## EXCERPTED DATA:

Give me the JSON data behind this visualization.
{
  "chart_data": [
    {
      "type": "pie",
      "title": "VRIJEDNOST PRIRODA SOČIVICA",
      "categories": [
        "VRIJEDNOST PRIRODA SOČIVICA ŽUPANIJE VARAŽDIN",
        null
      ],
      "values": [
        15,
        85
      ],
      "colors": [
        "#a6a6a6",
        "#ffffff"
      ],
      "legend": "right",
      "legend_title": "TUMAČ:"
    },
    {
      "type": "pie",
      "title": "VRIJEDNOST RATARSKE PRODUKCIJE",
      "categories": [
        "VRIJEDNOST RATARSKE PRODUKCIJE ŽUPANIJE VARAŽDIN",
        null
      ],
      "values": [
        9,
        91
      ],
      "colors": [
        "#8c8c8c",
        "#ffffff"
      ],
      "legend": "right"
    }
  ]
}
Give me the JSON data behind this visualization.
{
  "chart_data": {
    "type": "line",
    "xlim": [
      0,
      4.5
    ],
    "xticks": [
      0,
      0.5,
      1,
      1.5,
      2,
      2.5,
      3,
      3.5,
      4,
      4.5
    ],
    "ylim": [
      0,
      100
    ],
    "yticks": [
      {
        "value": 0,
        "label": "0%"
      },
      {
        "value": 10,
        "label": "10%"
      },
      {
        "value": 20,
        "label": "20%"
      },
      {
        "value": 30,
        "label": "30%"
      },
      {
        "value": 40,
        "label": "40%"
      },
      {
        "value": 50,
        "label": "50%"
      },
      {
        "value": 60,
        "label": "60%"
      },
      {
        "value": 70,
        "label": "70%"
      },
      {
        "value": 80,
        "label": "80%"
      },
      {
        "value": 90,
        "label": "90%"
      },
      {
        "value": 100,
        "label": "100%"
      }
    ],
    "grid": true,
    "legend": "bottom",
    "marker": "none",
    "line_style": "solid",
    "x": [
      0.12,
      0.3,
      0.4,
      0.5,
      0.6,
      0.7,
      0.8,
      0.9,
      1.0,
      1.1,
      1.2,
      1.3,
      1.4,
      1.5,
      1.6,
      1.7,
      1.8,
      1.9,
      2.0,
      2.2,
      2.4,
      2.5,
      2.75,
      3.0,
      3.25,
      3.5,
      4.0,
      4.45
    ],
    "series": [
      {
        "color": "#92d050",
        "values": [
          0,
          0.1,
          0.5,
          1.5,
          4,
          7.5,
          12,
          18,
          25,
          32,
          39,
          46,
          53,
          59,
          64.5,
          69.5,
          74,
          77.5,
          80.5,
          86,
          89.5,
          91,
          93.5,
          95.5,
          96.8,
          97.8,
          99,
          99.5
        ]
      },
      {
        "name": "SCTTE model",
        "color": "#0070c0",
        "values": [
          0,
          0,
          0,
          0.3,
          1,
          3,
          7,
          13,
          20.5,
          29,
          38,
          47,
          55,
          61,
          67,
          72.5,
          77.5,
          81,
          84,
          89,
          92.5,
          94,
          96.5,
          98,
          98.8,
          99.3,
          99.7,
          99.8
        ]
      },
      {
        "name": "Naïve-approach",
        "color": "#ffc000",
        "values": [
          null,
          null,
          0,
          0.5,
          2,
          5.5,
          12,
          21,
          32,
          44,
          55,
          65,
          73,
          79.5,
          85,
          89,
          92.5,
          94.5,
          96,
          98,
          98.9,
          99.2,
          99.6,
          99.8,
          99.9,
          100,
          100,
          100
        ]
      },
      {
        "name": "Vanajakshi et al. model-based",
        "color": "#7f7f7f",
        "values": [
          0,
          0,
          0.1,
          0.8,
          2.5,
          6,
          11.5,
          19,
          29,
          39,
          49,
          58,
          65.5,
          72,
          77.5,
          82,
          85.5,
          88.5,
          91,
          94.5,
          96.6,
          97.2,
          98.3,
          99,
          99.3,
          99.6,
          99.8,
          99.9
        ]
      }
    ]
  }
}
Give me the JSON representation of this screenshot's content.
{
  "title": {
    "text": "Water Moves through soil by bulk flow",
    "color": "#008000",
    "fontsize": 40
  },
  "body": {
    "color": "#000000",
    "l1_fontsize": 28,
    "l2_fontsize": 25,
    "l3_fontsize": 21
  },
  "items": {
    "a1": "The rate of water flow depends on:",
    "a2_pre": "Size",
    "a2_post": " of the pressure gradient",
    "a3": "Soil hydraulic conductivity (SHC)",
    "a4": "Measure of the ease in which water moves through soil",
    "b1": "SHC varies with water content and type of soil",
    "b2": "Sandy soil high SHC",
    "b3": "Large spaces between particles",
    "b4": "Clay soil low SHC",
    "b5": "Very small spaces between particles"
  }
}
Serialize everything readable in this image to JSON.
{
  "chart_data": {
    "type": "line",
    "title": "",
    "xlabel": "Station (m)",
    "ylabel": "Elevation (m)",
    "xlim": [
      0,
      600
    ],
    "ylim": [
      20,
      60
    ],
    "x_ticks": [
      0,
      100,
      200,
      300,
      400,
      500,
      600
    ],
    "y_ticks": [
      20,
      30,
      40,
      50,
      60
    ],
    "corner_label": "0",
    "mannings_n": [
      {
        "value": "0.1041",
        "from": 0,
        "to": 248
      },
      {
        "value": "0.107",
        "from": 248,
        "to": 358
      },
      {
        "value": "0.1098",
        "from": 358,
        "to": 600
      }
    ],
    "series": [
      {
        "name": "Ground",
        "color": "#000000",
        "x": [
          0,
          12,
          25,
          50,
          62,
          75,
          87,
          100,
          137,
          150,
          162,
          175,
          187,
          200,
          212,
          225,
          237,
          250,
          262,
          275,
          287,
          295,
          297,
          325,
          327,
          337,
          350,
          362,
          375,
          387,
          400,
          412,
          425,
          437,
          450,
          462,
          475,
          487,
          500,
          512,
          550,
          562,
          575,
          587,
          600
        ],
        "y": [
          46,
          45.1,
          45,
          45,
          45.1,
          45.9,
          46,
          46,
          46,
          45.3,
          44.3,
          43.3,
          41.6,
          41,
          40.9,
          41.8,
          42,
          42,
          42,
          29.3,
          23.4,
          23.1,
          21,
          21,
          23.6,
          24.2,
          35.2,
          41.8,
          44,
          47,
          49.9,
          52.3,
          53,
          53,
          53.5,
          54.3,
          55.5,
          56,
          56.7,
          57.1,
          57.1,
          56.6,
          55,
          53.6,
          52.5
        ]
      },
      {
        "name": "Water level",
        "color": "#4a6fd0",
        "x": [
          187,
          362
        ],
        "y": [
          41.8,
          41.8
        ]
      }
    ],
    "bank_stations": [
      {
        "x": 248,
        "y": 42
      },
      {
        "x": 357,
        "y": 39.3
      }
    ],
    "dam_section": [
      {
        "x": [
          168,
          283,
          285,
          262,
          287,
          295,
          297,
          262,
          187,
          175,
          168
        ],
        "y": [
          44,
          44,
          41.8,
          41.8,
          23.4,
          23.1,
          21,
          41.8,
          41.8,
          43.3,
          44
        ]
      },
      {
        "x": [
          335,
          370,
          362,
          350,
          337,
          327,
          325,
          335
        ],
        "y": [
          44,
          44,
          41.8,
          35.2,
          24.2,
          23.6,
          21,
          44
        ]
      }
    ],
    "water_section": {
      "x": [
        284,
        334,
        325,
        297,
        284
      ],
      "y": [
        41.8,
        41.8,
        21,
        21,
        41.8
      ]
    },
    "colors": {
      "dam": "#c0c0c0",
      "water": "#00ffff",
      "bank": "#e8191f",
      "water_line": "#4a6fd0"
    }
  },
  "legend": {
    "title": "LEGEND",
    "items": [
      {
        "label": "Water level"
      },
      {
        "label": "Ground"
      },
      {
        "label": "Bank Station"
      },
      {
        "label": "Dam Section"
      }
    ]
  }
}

## GOAL OF THE EXERCISE:
Find and copy each line above that includes the string "between".

## OUTPUT FOR THIS TASK:
    "b3": "Large spaces between particles",
    "b5": "Very small spaces between particles"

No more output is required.